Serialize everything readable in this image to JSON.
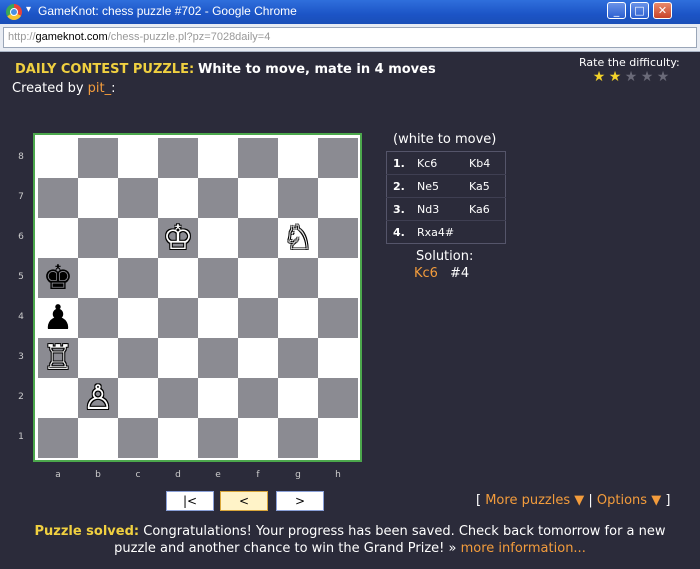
{
  "window": {
    "title": "GameKnot: chess puzzle #702 - Google Chrome",
    "minimize_icon": "_",
    "maximize_icon": "□",
    "close_icon": "✕"
  },
  "address_bar": {
    "scheme": "http://",
    "host": "gameknot.com",
    "path": "/chess-puzzle.pl?pz=7028daily=4"
  },
  "header": {
    "contest_label": "DAILY CONTEST PUZZLE:",
    "puzzle_title": "White to move, mate in 4 moves",
    "created_by_label": "Created by",
    "author": "pit_",
    "author_suffix": ":"
  },
  "rating": {
    "label": "Rate the difficulty:",
    "stars_total": 5,
    "stars_filled": 2
  },
  "board": {
    "ranks": [
      "8",
      "7",
      "6",
      "5",
      "4",
      "3",
      "2",
      "1"
    ],
    "files": [
      "a",
      "b",
      "c",
      "d",
      "e",
      "f",
      "g",
      "h"
    ],
    "pieces": [
      {
        "square": "d6",
        "glyph": "♔",
        "color": "white",
        "name": "white-king"
      },
      {
        "square": "g6",
        "glyph": "♘",
        "color": "white",
        "name": "white-knight"
      },
      {
        "square": "a5",
        "glyph": "♚",
        "color": "black",
        "name": "black-king"
      },
      {
        "square": "a4",
        "glyph": "♟",
        "color": "black",
        "name": "black-pawn"
      },
      {
        "square": "a3",
        "glyph": "♖",
        "color": "white",
        "name": "white-rook"
      },
      {
        "square": "b2",
        "glyph": "♙",
        "color": "white",
        "name": "white-pawn"
      }
    ]
  },
  "moves_panel": {
    "to_move": "(white to move)",
    "moves": [
      {
        "num": "1.",
        "white": "Kc6",
        "black": "Kb4"
      },
      {
        "num": "2.",
        "white": "Ne5",
        "black": "Ka5"
      },
      {
        "num": "3.",
        "white": "Nd3",
        "black": "Ka6"
      },
      {
        "num": "4.",
        "white": "Rxa4#",
        "black": ""
      }
    ],
    "solution_label": "Solution:",
    "solution_move": "Kc6",
    "solution_mate": "#4"
  },
  "nav": {
    "first": "|<",
    "prev": "<",
    "next": ">"
  },
  "links": {
    "open_bracket": "[",
    "more_puzzles": "More puzzles ▼",
    "separator": "|",
    "options": "Options ▼",
    "close_bracket": "]"
  },
  "footer": {
    "solved_label": "Puzzle solved:",
    "message_1": "Congratulations! Your progress has been saved. Check back tomorrow for a new",
    "message_2": "puzzle and another chance to win the Grand Prize! »",
    "more_info": "more information..."
  }
}
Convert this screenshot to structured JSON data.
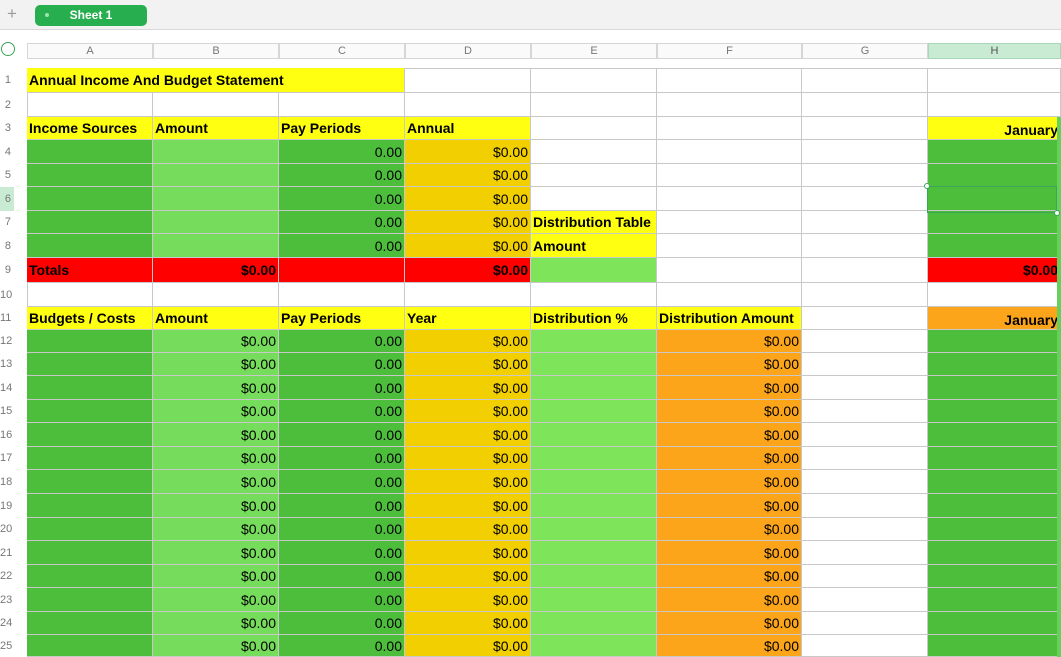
{
  "tabbar": {
    "add_label": "+",
    "sheet_name": "Sheet 1"
  },
  "columns": [
    "A",
    "B",
    "C",
    "D",
    "E",
    "F",
    "G",
    "H"
  ],
  "selected_column": "H",
  "rows": [
    "1",
    "2",
    "3",
    "4",
    "5",
    "6",
    "7",
    "8",
    "9",
    "10",
    "11",
    "12",
    "13",
    "14",
    "15",
    "16",
    "17",
    "18",
    "19",
    "20",
    "21",
    "22",
    "23",
    "24",
    "25"
  ],
  "selected_row": "6",
  "colors": {
    "yellow": "#ffff11",
    "dark_green": "#4cbe3c",
    "light_green": "#76dc5b",
    "bright_green": "#7ee55b",
    "gold": "#f2cf00",
    "red": "#ff0000",
    "orange": "#fda51a",
    "selection": "#3aa757"
  },
  "income": {
    "title": "Annual Income And Budget Statement",
    "headers": [
      "Income Sources",
      "Amount",
      "Pay Periods",
      "Annual"
    ],
    "rows": [
      [
        "",
        "",
        "0.00",
        "$0.00"
      ],
      [
        "",
        "",
        "0.00",
        "$0.00"
      ],
      [
        "",
        "",
        "0.00",
        "$0.00"
      ],
      [
        "",
        "",
        "0.00",
        "$0.00"
      ],
      [
        "",
        "",
        "0.00",
        "$0.00"
      ]
    ],
    "totals": [
      "Totals",
      "$0.00",
      "",
      "$0.00"
    ]
  },
  "distribution": {
    "table_label": "Distribution Table",
    "amount_label": "Amount"
  },
  "month_income": {
    "header": "January",
    "total": "$0.00"
  },
  "budgets": {
    "headers": [
      "Budgets / Costs",
      "Amount",
      "Pay Periods",
      "Year",
      "Distribution %",
      "Distribution Amount"
    ],
    "rows": [
      [
        "",
        "$0.00",
        "0.00",
        "$0.00",
        "",
        "$0.00"
      ],
      [
        "",
        "$0.00",
        "0.00",
        "$0.00",
        "",
        "$0.00"
      ],
      [
        "",
        "$0.00",
        "0.00",
        "$0.00",
        "",
        "$0.00"
      ],
      [
        "",
        "$0.00",
        "0.00",
        "$0.00",
        "",
        "$0.00"
      ],
      [
        "",
        "$0.00",
        "0.00",
        "$0.00",
        "",
        "$0.00"
      ],
      [
        "",
        "$0.00",
        "0.00",
        "$0.00",
        "",
        "$0.00"
      ],
      [
        "",
        "$0.00",
        "0.00",
        "$0.00",
        "",
        "$0.00"
      ],
      [
        "",
        "$0.00",
        "0.00",
        "$0.00",
        "",
        "$0.00"
      ],
      [
        "",
        "$0.00",
        "0.00",
        "$0.00",
        "",
        "$0.00"
      ],
      [
        "",
        "$0.00",
        "0.00",
        "$0.00",
        "",
        "$0.00"
      ],
      [
        "",
        "$0.00",
        "0.00",
        "$0.00",
        "",
        "$0.00"
      ],
      [
        "",
        "$0.00",
        "0.00",
        "$0.00",
        "",
        "$0.00"
      ],
      [
        "",
        "$0.00",
        "0.00",
        "$0.00",
        "",
        "$0.00"
      ],
      [
        "",
        "$0.00",
        "0.00",
        "$0.00",
        "",
        "$0.00"
      ]
    ],
    "month_header": "January"
  }
}
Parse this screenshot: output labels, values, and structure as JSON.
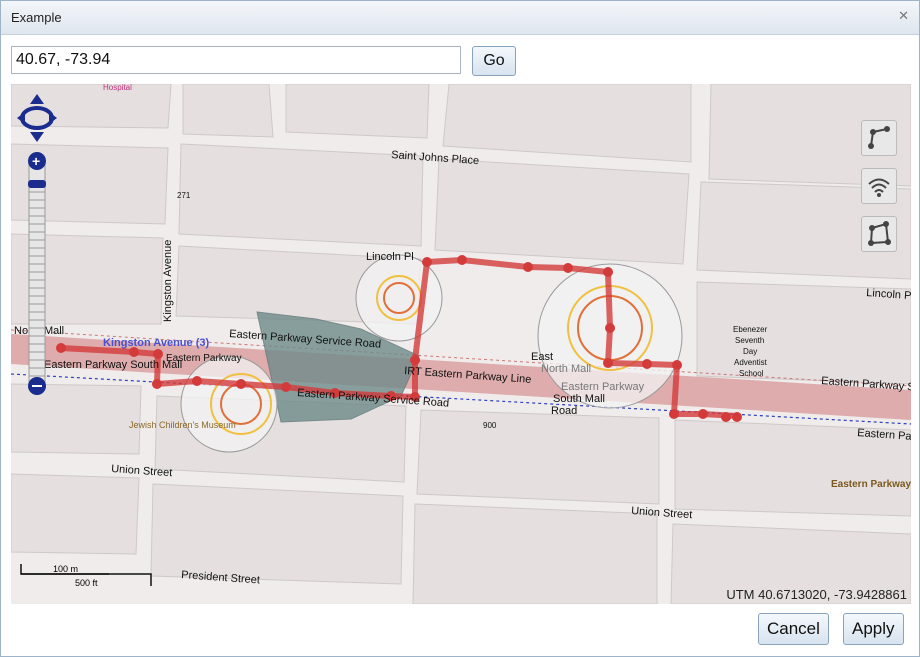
{
  "window": {
    "title": "Example"
  },
  "search": {
    "value": "40.67, -73.94",
    "go_label": "Go"
  },
  "map": {
    "labels": {
      "hospital": "Hospital",
      "saint_johns": "Saint Johns Place",
      "lincoln_pl": "Lincoln Pl",
      "lincoln_place_right": "Lincoln Pl",
      "kingston_ave": "Kingston Avenue",
      "kingston_ave_3": "Kingston Avenue (3)",
      "north_mall": "North Mall",
      "eastern_parkway": "Eastern Parkway",
      "eastern_parkway_south_mall": "Eastern Parkway South Mall",
      "ep_service_road": "Eastern Parkway Service Road",
      "ep_service_road2": "Eastern Parkway Service Road",
      "irt_line": "IRT Eastern Parkway Line",
      "east": "East",
      "north_mall2": "North Mall",
      "eastern_parkway2": "Eastern Parkway",
      "south_mall": "South Mall",
      "road": "Road",
      "eastern_parkway_right": "Eastern Parkway S",
      "eastern_park_right": "Eastern Park",
      "eastern_parkway_brown": "Eastern Parkway",
      "jewish_museum": "Jewish Children's Museum",
      "church": "Ebenezer\nSeventh\nDay\nAdventist\nSchool",
      "union_street": "Union Street",
      "union_street2": "Union Street",
      "president_street": "President Street",
      "num_271": "271",
      "num_900": "900",
      "scale_m": "100 m",
      "scale_ft": "500 ft"
    },
    "coordinates": "UTM 40.6713020, -73.9428861"
  },
  "controls": {
    "draw_line": "draw-line-icon",
    "wifi": "wifi-icon",
    "polygon": "polygon-icon"
  },
  "actions": {
    "cancel": "Cancel",
    "apply": "Apply"
  },
  "colors": {
    "route": "#d33b3b",
    "parkway": "#d98a8a",
    "zoom": "#1b2c8f"
  }
}
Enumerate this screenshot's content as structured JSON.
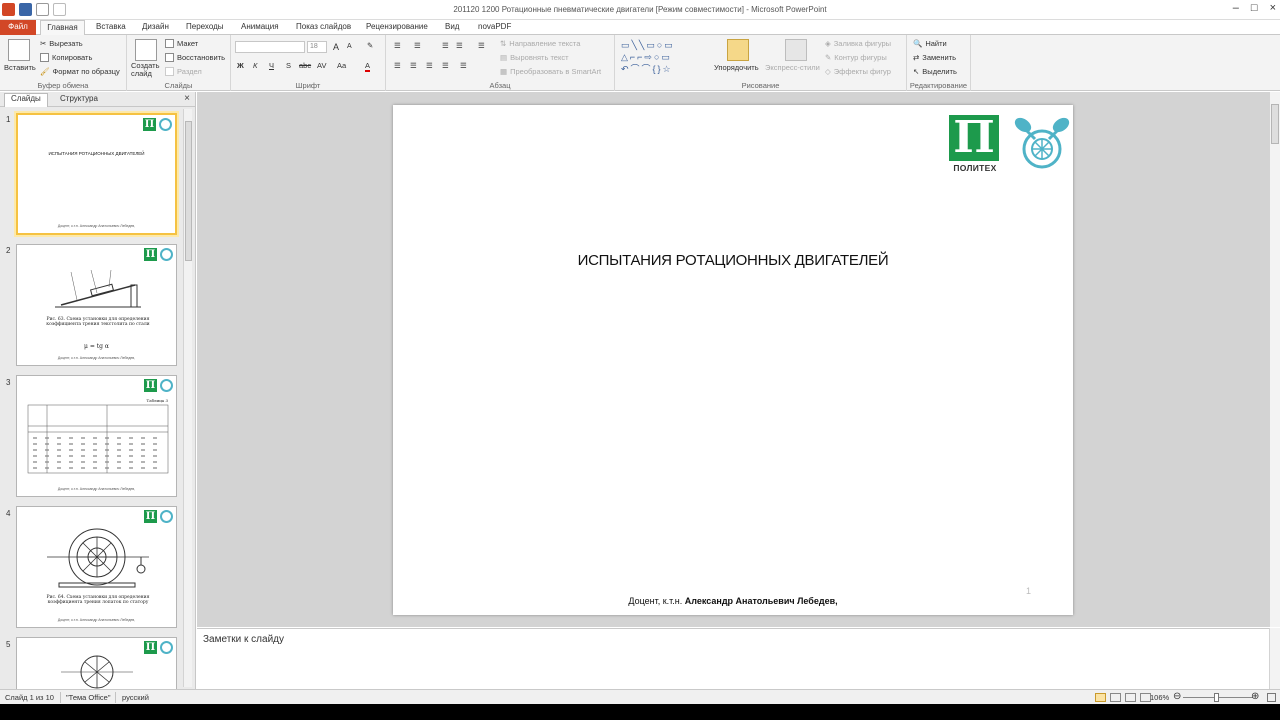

Problem statement =>
Omitting all images, retype each line of the records precisely.

Solution for this task =>
Serialize everything readable in this image to JSON.
{
  "window": {
    "title": "GameKnot: chess puzzle #702 - Google Chrome",
    "minimize_icon": "_",
    "maximize_icon": "□",
    "close_icon": "✕"
  },
  "address_bar": {
    "scheme": "http://",
    "host": "gameknot.com",
    "path": "/chess-puzzle.pl?pz=7028daily=4"
  },
  "header": {
    "contest_label": "DAILY CONTEST PUZZLE:",
    "puzzle_title": "White to move, mate in 4 moves",
    "created_by_label": "Created by",
    "author": "pit_",
    "author_suffix": ":"
  },
  "rating": {
    "label": "Rate the difficulty:",
    "stars_total": 5,
    "stars_filled": 2
  },
  "board": {
    "ranks": [
      "8",
      "7",
      "6",
      "5",
      "4",
      "3",
      "2",
      "1"
    ],
    "files": [
      "a",
      "b",
      "c",
      "d",
      "e",
      "f",
      "g",
      "h"
    ],
    "pieces": [
      {
        "square": "d6",
        "glyph": "♔",
        "color": "white",
        "name": "white-king"
      },
      {
        "square": "g6",
        "glyph": "♘",
        "color": "white",
        "name": "white-knight"
      },
      {
        "square": "a5",
        "glyph": "♚",
        "color": "black",
        "name": "black-king"
      },
      {
        "square": "a4",
        "glyph": "♟",
        "color": "black",
        "name": "black-pawn"
      },
      {
        "square": "a3",
        "glyph": "♖",
        "color": "white",
        "name": "white-rook"
      },
      {
        "square": "b2",
        "glyph": "♙",
        "color": "white",
        "name": "white-pawn"
      }
    ]
  },
  "moves_panel": {
    "to_move": "(white to move)",
    "moves": [
      {
        "num": "1.",
        "white": "Kc6",
        "black": "Kb4"
      },
      {
        "num": "2.",
        "white": "Ne5",
        "black": "Ka5"
      },
      {
        "num": "3.",
        "white": "Nd3",
        "black": "Ka6"
      },
      {
        "num": "4.",
        "white": "Rxa4#",
        "black": ""
      }
    ],
    "solution_label": "Solution:",
    "solution_move": "Kc6",
    "solution_mate": "#4"
  },
  "nav": {
    "first": "|<",
    "prev": "<",
    "next": ">"
  },
  "links": {
    "open_bracket": "[",
    "more_puzzles": "More puzzles ▼",
    "separator": "|",
    "options": "Options ▼",
    "close_bracket": "]"
  },
  "footer": {
    "solved_label": "Puzzle solved:",
    "message_1": "Congratulations! Your progress has been saved. Check back tomorrow for a new",
    "message_2": "puzzle and another chance to win the Grand Prize! »",
    "more_info": "more information..."
  }
}
Convert this screenshot to structured JSON data.
{
  "tabbar": {
    "add_label": "+",
    "sheet_name": "Sheet 1"
  },
  "columns": [
    "A",
    "B",
    "C",
    "D",
    "E",
    "F",
    "G",
    "H"
  ],
  "selected_column": "H",
  "rows": [
    "1",
    "2",
    "3",
    "4",
    "5",
    "6",
    "7",
    "8",
    "9",
    "10",
    "11",
    "12",
    "13",
    "14",
    "15",
    "16",
    "17",
    "18",
    "19",
    "20",
    "21",
    "22",
    "23",
    "24",
    "25"
  ],
  "selected_row": "6",
  "colors": {
    "yellow": "#ffff11",
    "dark_green": "#4cbe3c",
    "light_green": "#76dc5b",
    "bright_green": "#7ee55b",
    "gold": "#f2cf00",
    "red": "#ff0000",
    "orange": "#fda51a",
    "selection": "#3aa757"
  },
  "income": {
    "title": "Annual Income And Budget Statement",
    "headers": [
      "Income Sources",
      "Amount",
      "Pay Periods",
      "Annual"
    ],
    "rows": [
      [
        "",
        "",
        "0.00",
        "$0.00"
      ],
      [
        "",
        "",
        "0.00",
        "$0.00"
      ],
      [
        "",
        "",
        "0.00",
        "$0.00"
      ],
      [
        "",
        "",
        "0.00",
        "$0.00"
      ],
      [
        "",
        "",
        "0.00",
        "$0.00"
      ]
    ],
    "totals": [
      "Totals",
      "$0.00",
      "",
      "$0.00"
    ]
  },
  "distribution": {
    "table_label": "Distribution Table",
    "amount_label": "Amount"
  },
  "month_income": {
    "header": "January",
    "total": "$0.00"
  },
  "budgets": {
    "headers": [
      "Budgets / Costs",
      "Amount",
      "Pay Periods",
      "Year",
      "Distribution %",
      "Distribution Amount"
    ],
    "rows": [
      [
        "",
        "$0.00",
        "0.00",
        "$0.00",
        "",
        "$0.00"
      ],
      [
        "",
        "$0.00",
        "0.00",
        "$0.00",
        "",
        "$0.00"
      ],
      [
        "",
        "$0.00",
        "0.00",
        "$0.00",
        "",
        "$0.00"
      ],
      [
        "",
        "$0.00",
        "0.00",
        "$0.00",
        "",
        "$0.00"
      ],
      [
        "",
        "$0.00",
        "0.00",
        "$0.00",
        "",
        "$0.00"
      ],
      [
        "",
        "$0.00",
        "0.00",
        "$0.00",
        "",
        "$0.00"
      ],
      [
        "",
        "$0.00",
        "0.00",
        "$0.00",
        "",
        "$0.00"
      ],
      [
        "",
        "$0.00",
        "0.00",
        "$0.00",
        "",
        "$0.00"
      ],
      [
        "",
        "$0.00",
        "0.00",
        "$0.00",
        "",
        "$0.00"
      ],
      [
        "",
        "$0.00",
        "0.00",
        "$0.00",
        "",
        "$0.00"
      ],
      [
        "",
        "$0.00",
        "0.00",
        "$0.00",
        "",
        "$0.00"
      ],
      [
        "",
        "$0.00",
        "0.00",
        "$0.00",
        "",
        "$0.00"
      ],
      [
        "",
        "$0.00",
        "0.00",
        "$0.00",
        "",
        "$0.00"
      ],
      [
        "",
        "$0.00",
        "0.00",
        "$0.00",
        "",
        "$0.00"
      ]
    ],
    "month_header": "January"
  }
}
Parse this screenshot: output labels, values, and structure as JSON.
{
  "window": {
    "title": "Example"
  },
  "search": {
    "value": "40.67, -73.94",
    "go_label": "Go"
  },
  "map": {
    "labels": {
      "hospital": "Hospital",
      "saint_johns": "Saint Johns Place",
      "lincoln_pl": "Lincoln Pl",
      "lincoln_place_right": "Lincoln Pl",
      "kingston_ave": "Kingston Avenue",
      "kingston_ave_3": "Kingston Avenue (3)",
      "north_mall": "North Mall",
      "eastern_parkway": "Eastern Parkway",
      "eastern_parkway_south_mall": "Eastern Parkway South Mall",
      "ep_service_road": "Eastern Parkway Service Road",
      "ep_service_road2": "Eastern Parkway Service Road",
      "irt_line": "IRT Eastern Parkway Line",
      "east": "East",
      "north_mall2": "North Mall",
      "eastern_parkway2": "Eastern Parkway",
      "south_mall": "South Mall",
      "road": "Road",
      "eastern_parkway_right": "Eastern Parkway S",
      "eastern_park_right": "Eastern Park",
      "eastern_parkway_brown": "Eastern Parkway",
      "jewish_museum": "Jewish Children's Museum",
      "church": "Ebenezer\nSeventh\nDay\nAdventist\nSchool",
      "union_street": "Union Street",
      "union_street2": "Union Street",
      "president_street": "President Street",
      "num_271": "271",
      "num_900": "900",
      "scale_m": "100 m",
      "scale_ft": "500 ft"
    },
    "coordinates": "UTM 40.6713020, -73.9428861"
  },
  "controls": {
    "draw_line": "draw-line-icon",
    "wifi": "wifi-icon",
    "polygon": "polygon-icon"
  },
  "actions": {
    "cancel": "Cancel",
    "apply": "Apply"
  },
  "colors": {
    "route": "#d33b3b",
    "parkway": "#d98a8a",
    "zoom": "#1b2c8f"
  }
}
Enumerate this screenshot's content as structured JSON.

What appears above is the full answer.